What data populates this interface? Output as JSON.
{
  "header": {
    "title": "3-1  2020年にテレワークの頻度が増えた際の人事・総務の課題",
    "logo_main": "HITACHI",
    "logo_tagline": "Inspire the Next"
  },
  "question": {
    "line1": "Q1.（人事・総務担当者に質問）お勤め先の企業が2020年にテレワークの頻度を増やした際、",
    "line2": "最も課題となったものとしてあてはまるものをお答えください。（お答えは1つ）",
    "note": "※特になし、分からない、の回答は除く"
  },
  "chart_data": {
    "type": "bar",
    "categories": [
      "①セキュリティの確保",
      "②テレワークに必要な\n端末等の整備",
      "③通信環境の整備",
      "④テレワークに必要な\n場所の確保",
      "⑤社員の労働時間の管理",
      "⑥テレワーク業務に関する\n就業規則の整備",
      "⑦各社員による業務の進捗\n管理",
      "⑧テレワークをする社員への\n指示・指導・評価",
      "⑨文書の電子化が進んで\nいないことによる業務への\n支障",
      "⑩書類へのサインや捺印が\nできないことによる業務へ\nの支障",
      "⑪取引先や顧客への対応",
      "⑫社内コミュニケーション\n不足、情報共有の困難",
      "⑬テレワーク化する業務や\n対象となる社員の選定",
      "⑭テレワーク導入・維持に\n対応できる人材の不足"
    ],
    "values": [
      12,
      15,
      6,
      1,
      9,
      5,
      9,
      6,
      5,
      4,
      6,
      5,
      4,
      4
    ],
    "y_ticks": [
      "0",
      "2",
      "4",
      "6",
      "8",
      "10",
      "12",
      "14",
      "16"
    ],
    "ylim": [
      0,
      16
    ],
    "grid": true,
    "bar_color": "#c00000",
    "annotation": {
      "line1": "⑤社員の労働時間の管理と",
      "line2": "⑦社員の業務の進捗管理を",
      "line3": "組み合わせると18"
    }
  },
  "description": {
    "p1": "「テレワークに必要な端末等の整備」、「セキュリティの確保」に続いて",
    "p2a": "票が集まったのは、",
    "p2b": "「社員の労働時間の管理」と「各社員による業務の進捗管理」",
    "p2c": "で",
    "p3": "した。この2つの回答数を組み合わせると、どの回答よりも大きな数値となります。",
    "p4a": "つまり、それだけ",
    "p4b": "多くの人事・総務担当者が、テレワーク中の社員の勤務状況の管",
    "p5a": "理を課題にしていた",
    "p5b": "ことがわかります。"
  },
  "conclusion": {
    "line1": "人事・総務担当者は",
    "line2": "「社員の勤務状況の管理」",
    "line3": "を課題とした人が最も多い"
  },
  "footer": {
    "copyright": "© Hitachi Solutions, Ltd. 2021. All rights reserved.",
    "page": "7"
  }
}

****

--- Given exercise ---
Print again each line of the listing above, exactly as it appears.

--- Correct result ---
What data populates this interface? Output as JSON.
{
  "header": {
    "title": "3-1  2020年にテレワークの頻度が増えた際の人事・総務の課題",
    "logo_main": "HITACHI",
    "logo_tagline": "Inspire the Next"
  },
  "question": {
    "line1": "Q1.（人事・総務担当者に質問）お勤め先の企業が2020年にテレワークの頻度を増やした際、",
    "line2": "最も課題となったものとしてあてはまるものをお答えください。（お答えは1つ）",
    "note": "※特になし、分からない、の回答は除く"
  },
  "chart_data": {
    "type": "bar",
    "categories": [
      "①セキュリティの確保",
      "②テレワークに必要な\n端末等の整備",
      "③通信環境の整備",
      "④テレワークに必要な\n場所の確保",
      "⑤社員の労働時間の管理",
      "⑥テレワーク業務に関する\n就業規則の整備",
      "⑦各社員による業務の進捗\n管理",
      "⑧テレワークをする社員への\n指示・指導・評価",
      "⑨文書の電子化が進んで\nいないことによる業務への\n支障",
      "⑩書類へのサインや捺印が\nできないことによる業務へ\nの支障",
      "⑪取引先や顧客への対応",
      "⑫社内コミュニケーション\n不足、情報共有の困難",
      "⑬テレワーク化する業務や\n対象となる社員の選定",
      "⑭テレワーク導入・維持に\n対応できる人材の不足"
    ],
    "values": [
      12,
      15,
      6,
      1,
      9,
      5,
      9,
      6,
      5,
      4,
      6,
      5,
      4,
      4
    ],
    "y_ticks": [
      "0",
      "2",
      "4",
      "6",
      "8",
      "10",
      "12",
      "14",
      "16"
    ],
    "ylim": [
      0,
      16
    ],
    "grid": true,
    "bar_color": "#c00000",
    "annotation": {
      "line1": "⑤社員の労働時間の管理と",
      "line2": "⑦社員の業務の進捗管理を",
      "line3": "組み合わせると18"
    }
  },
  "description": {
    "p1": "「テレワークに必要な端末等の整備」、「セキュリティの確保」に続いて",
    "p2a": "票が集まったのは、",
    "p2b": "「社員の労働時間の管理」と「各社員による業務の進捗管理」",
    "p2c": "で",
    "p3": "した。この2つの回答数を組み合わせると、どの回答よりも大きな数値となります。",
    "p4a": "つまり、それだけ",
    "p4b": "多くの人事・総務担当者が、テレワーク中の社員の勤務状況の管",
    "p5a": "理を課題にしていた",
    "p5b": "ことがわかります。"
  },
  "conclusion": {
    "line1": "人事・総務担当者は",
    "line2": "「社員の勤務状況の管理」",
    "line3": "を課題とした人が最も多い"
  },
  "footer": {
    "copyright": "© Hitachi Solutions, Ltd. 2021. All rights reserved.",
    "page": "7"
  }
}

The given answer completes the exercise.